### Request
Find the number of lines below in which the word "panel" appears, and write that number only.

### Data entries
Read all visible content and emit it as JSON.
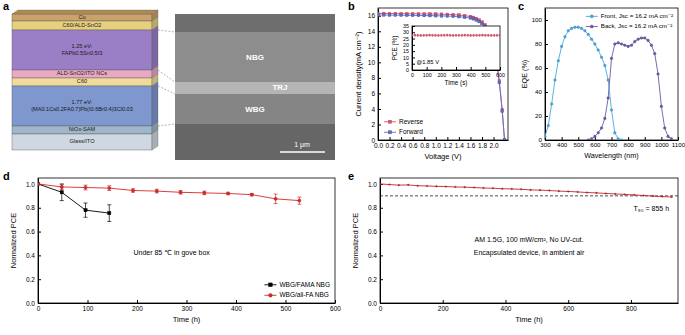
{
  "schematic": {
    "panel": "a",
    "layers": [
      {
        "lines": [
          "Cu"
        ],
        "color": "#c9a36b"
      },
      {
        "lines": [
          "C60/ALD-SnO2"
        ],
        "color": "#e6cf7e"
      },
      {
        "lines": [
          "1.25 eV-",
          "FAPb0.5Sn0.5I3"
        ],
        "color": "#9b7fc6"
      },
      {
        "lines": [
          "ALD-SnO2/ITO NCs"
        ],
        "color": "#e9a9c4"
      },
      {
        "lines": [
          "C60"
        ],
        "color": "#efdc9a"
      },
      {
        "lines": [
          "1.77 eV-",
          "(MA0.1Cs0.2FA0.7)Pb(I0.6Br0.4)3Cl0.03"
        ],
        "color": "#7f97cf"
      },
      {
        "lines": [
          "NiOx-SAM"
        ],
        "color": "#9fb7c9"
      },
      {
        "lines": [
          "Glass/ITO"
        ],
        "color": "#cfd8e0"
      }
    ],
    "sem": {
      "labels": [
        "NBG",
        "TRJ",
        "WBG"
      ],
      "scale_bar": "1 μm"
    }
  },
  "chart_data": [
    {
      "panel": "b",
      "type": "line",
      "xlabel": "Voltage (V)",
      "ylabel": "Current density(mA cm⁻²)",
      "x": [
        0,
        0.1,
        0.2,
        0.3,
        0.4,
        0.5,
        0.6,
        0.7,
        0.8,
        0.9,
        1.0,
        1.1,
        1.2,
        1.3,
        1.4,
        1.5,
        1.6,
        1.65,
        1.7,
        1.75,
        1.8,
        1.85,
        1.9,
        1.95,
        2.0,
        2.05,
        2.1,
        2.15,
        2.19
      ],
      "series": [
        {
          "name": "Reverse",
          "color": "#e0506a",
          "marker": "square",
          "line_style": "solid",
          "values": [
            16.3,
            16.3,
            16.28,
            16.28,
            16.27,
            16.27,
            16.25,
            16.25,
            16.24,
            16.24,
            16.22,
            16.2,
            16.18,
            16.15,
            16.1,
            16.02,
            15.9,
            15.8,
            15.65,
            15.45,
            15.2,
            14.85,
            14.3,
            13.5,
            12.3,
            10.4,
            7.6,
            3.9,
            0.0
          ]
        },
        {
          "name": "Forward",
          "color": "#5b6ec8",
          "marker": "square",
          "line_style": "solid",
          "values": [
            16.1,
            16.1,
            16.08,
            16.08,
            16.07,
            16.06,
            16.05,
            16.04,
            16.03,
            16.02,
            16.0,
            15.98,
            15.96,
            15.93,
            15.88,
            15.8,
            15.7,
            15.6,
            15.45,
            15.25,
            15.0,
            14.65,
            14.1,
            13.3,
            12.1,
            10.2,
            7.4,
            3.7,
            0.0
          ]
        }
      ],
      "xlim": [
        0,
        2.25
      ],
      "xticks": [
        {
          "value": 0,
          "label": "0.0"
        },
        {
          "value": 0.2,
          "label": "0.2"
        },
        {
          "value": 0.4,
          "label": "0.4"
        },
        {
          "value": 0.6,
          "label": "0.6"
        },
        {
          "value": 0.8,
          "label": "0.8"
        },
        {
          "value": 1,
          "label": "1.0"
        },
        {
          "value": 1.2,
          "label": "1.2"
        },
        {
          "value": 1.4,
          "label": "1.4"
        },
        {
          "value": 1.6,
          "label": "1.6"
        },
        {
          "value": 1.8,
          "label": "1.8"
        },
        {
          "value": 2,
          "label": "2.0"
        }
      ],
      "ylim": [
        0,
        17
      ],
      "yticks": [
        0,
        2,
        4,
        6,
        8,
        10,
        12,
        14,
        16
      ],
      "legend": "lower left",
      "inset": {
        "type": "scatter",
        "xlabel": "Time (s)",
        "ylabel": "PCE (%)",
        "x": [
          0,
          20,
          40,
          60,
          80,
          100,
          120,
          140,
          160,
          180,
          200,
          220,
          240,
          260,
          280,
          300,
          320,
          340,
          360,
          380,
          400,
          420,
          440,
          460,
          480,
          500,
          520,
          540,
          560,
          580,
          600
        ],
        "series": [
          {
            "color": "#e0506a",
            "marker": "circle",
            "values": [
              27.6,
              27.7,
              27.6,
              27.5,
              27.6,
              27.6,
              27.7,
              27.6,
              27.6,
              27.5,
              27.6,
              27.6,
              27.7,
              27.6,
              27.5,
              27.6,
              27.6,
              27.6,
              27.7,
              27.6,
              27.5,
              27.6,
              27.6,
              27.6,
              27.7,
              27.6,
              27.6,
              27.5,
              27.6,
              27.6,
              27.6
            ]
          }
        ],
        "xlim": [
          0,
          600
        ],
        "xticks": [
          0,
          100,
          200,
          300,
          400,
          500,
          600
        ],
        "ylim": [
          0,
          35
        ],
        "yticks": [
          0,
          5,
          10,
          15,
          20,
          25,
          30,
          35
        ],
        "annotations": [
          "@1.85 V"
        ]
      }
    },
    {
      "panel": "c",
      "type": "line",
      "xlabel": "Wavelength (nm)",
      "ylabel": "EQE (%)",
      "series": [
        {
          "name": "Front, Jsc = 16.2 mA cm⁻²",
          "color": "#4aa8e0",
          "marker": "circle",
          "line_style": "solid",
          "x": [
            300,
            320,
            340,
            360,
            380,
            400,
            420,
            440,
            460,
            480,
            500,
            520,
            540,
            560,
            580,
            600,
            620,
            640,
            660,
            680,
            700,
            720,
            740,
            760
          ],
          "values": [
            3,
            12,
            30,
            50,
            66,
            78,
            86,
            91,
            93,
            94,
            94,
            93,
            91,
            88,
            84,
            80,
            75,
            69,
            62,
            50,
            25,
            6,
            1,
            0
          ]
        },
        {
          "name": "Back, Jsc = 16.2 mA cm⁻²",
          "color": "#6a5aa8",
          "marker": "circle",
          "line_style": "solid",
          "x": [
            560,
            580,
            600,
            620,
            640,
            660,
            680,
            700,
            720,
            740,
            760,
            780,
            800,
            820,
            840,
            860,
            880,
            900,
            920,
            940,
            960,
            980,
            1000,
            1020,
            1040,
            1060
          ],
          "values": [
            0,
            1,
            3,
            6,
            10,
            18,
            35,
            68,
            80,
            81,
            80,
            79,
            78,
            79,
            82,
            84,
            85,
            85,
            83,
            79,
            72,
            55,
            28,
            10,
            3,
            1
          ]
        }
      ],
      "xlim": [
        300,
        1100
      ],
      "xticks": [
        300,
        400,
        500,
        600,
        700,
        800,
        900,
        1000,
        1100
      ],
      "ylim": [
        0,
        110
      ],
      "yticks": [
        0,
        20,
        40,
        60,
        80,
        100
      ],
      "legend": "upper right"
    },
    {
      "panel": "d",
      "type": "line",
      "xlabel": "Time (h)",
      "ylabel": "Normalized PCE",
      "series": [
        {
          "name": "WBG/FAMA NBG",
          "color": "#000000",
          "marker": "square",
          "line_style": "solid",
          "x": [
            0,
            48,
            96,
            144
          ],
          "values": [
            1.0,
            0.93,
            0.78,
            0.755
          ],
          "errors": [
            0,
            0.07,
            0.06,
            0.07
          ]
        },
        {
          "name": "WBG/all-FA NBG",
          "color": "#d42a2a",
          "marker": "circle",
          "line_style": "solid",
          "x": [
            0,
            48,
            96,
            144,
            192,
            240,
            288,
            336,
            384,
            432,
            480,
            528
          ],
          "values": [
            1.0,
            0.975,
            0.97,
            0.965,
            0.945,
            0.94,
            0.93,
            0.925,
            0.92,
            0.91,
            0.875,
            0.86
          ],
          "errors": [
            0,
            0.02,
            0.02,
            0.02,
            0.015,
            0.015,
            0.015,
            0.015,
            0.01,
            0.01,
            0.04,
            0.03
          ]
        }
      ],
      "xlim": [
        0,
        600
      ],
      "xticks": [
        0,
        100,
        200,
        300,
        400,
        500,
        600
      ],
      "ylim": [
        0,
        1.05
      ],
      "yticks": [
        {
          "value": 0,
          "label": "0.0"
        },
        {
          "value": 0.2,
          "label": "0.2"
        },
        {
          "value": 0.4,
          "label": "0.4"
        },
        {
          "value": 0.6,
          "label": "0.6"
        },
        {
          "value": 0.8,
          "label": "0.8"
        },
        {
          "value": 1,
          "label": "1.0"
        }
      ],
      "legend": "lower right",
      "annotations": [
        "Under 85 ℃ in gove box"
      ]
    },
    {
      "panel": "e",
      "type": "line",
      "xlabel": "Time (h)",
      "ylabel": "Normalized PCE",
      "x": [
        0,
        30,
        60,
        90,
        120,
        150,
        180,
        210,
        240,
        270,
        300,
        330,
        360,
        390,
        420,
        450,
        480,
        510,
        540,
        570,
        600,
        630,
        660,
        690,
        720,
        750,
        780,
        810,
        840,
        870,
        900,
        930
      ],
      "series": [
        {
          "color": "#c0282d",
          "marker": "circle",
          "line_style": "solid",
          "values": [
            1.0,
            0.995,
            0.99,
            0.992,
            0.985,
            0.983,
            0.98,
            0.978,
            0.975,
            0.973,
            0.97,
            0.966,
            0.964,
            0.96,
            0.958,
            0.955,
            0.95,
            0.948,
            0.945,
            0.94,
            0.937,
            0.933,
            0.928,
            0.925,
            0.92,
            0.916,
            0.912,
            0.908,
            0.903,
            0.898,
            0.894,
            0.89
          ]
        }
      ],
      "reference_line": 0.9,
      "xlim": [
        0,
        950
      ],
      "xticks": [
        0,
        200,
        400,
        600,
        800
      ],
      "ylim": [
        0,
        1.05
      ],
      "yticks": [
        {
          "value": 0,
          "label": "0.0"
        },
        {
          "value": 0.2,
          "label": "0.2"
        },
        {
          "value": 0.4,
          "label": "0.4"
        },
        {
          "value": 0.6,
          "label": "0.6"
        },
        {
          "value": 0.8,
          "label": "0.8"
        },
        {
          "value": 1,
          "label": "1.0"
        }
      ],
      "annotations": [
        "AM 1.5G, 100 mW/cm², No UV-cut.",
        "Encapsulated device, in ambient air",
        "T₉₀ = 855 h"
      ]
    }
  ]
}
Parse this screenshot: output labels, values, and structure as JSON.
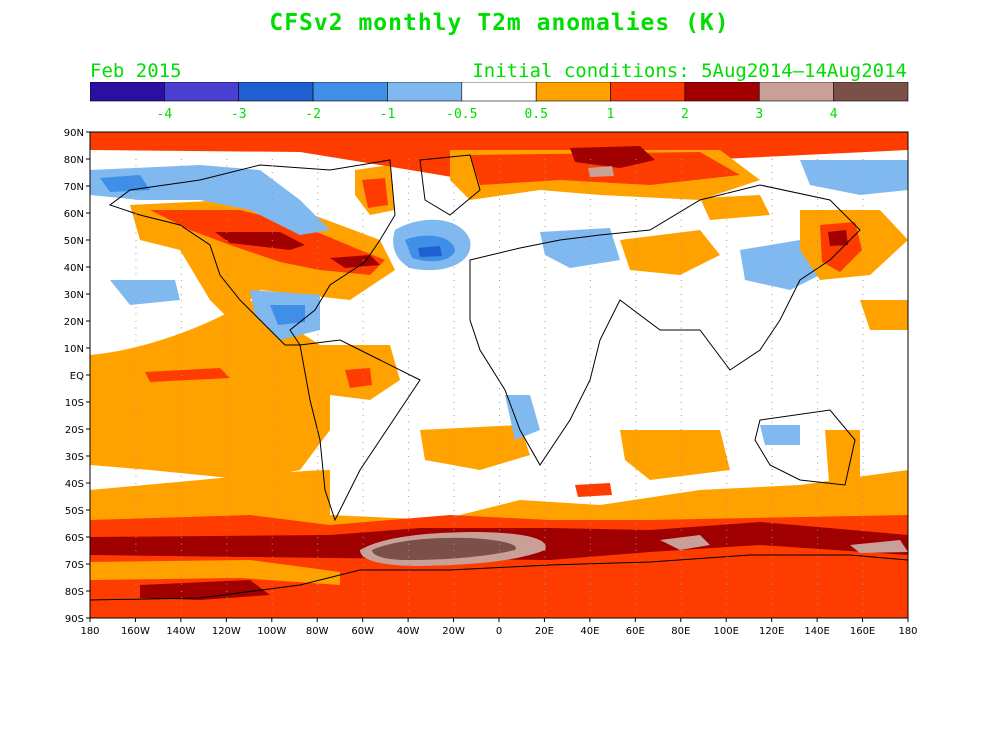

### Exercise output
5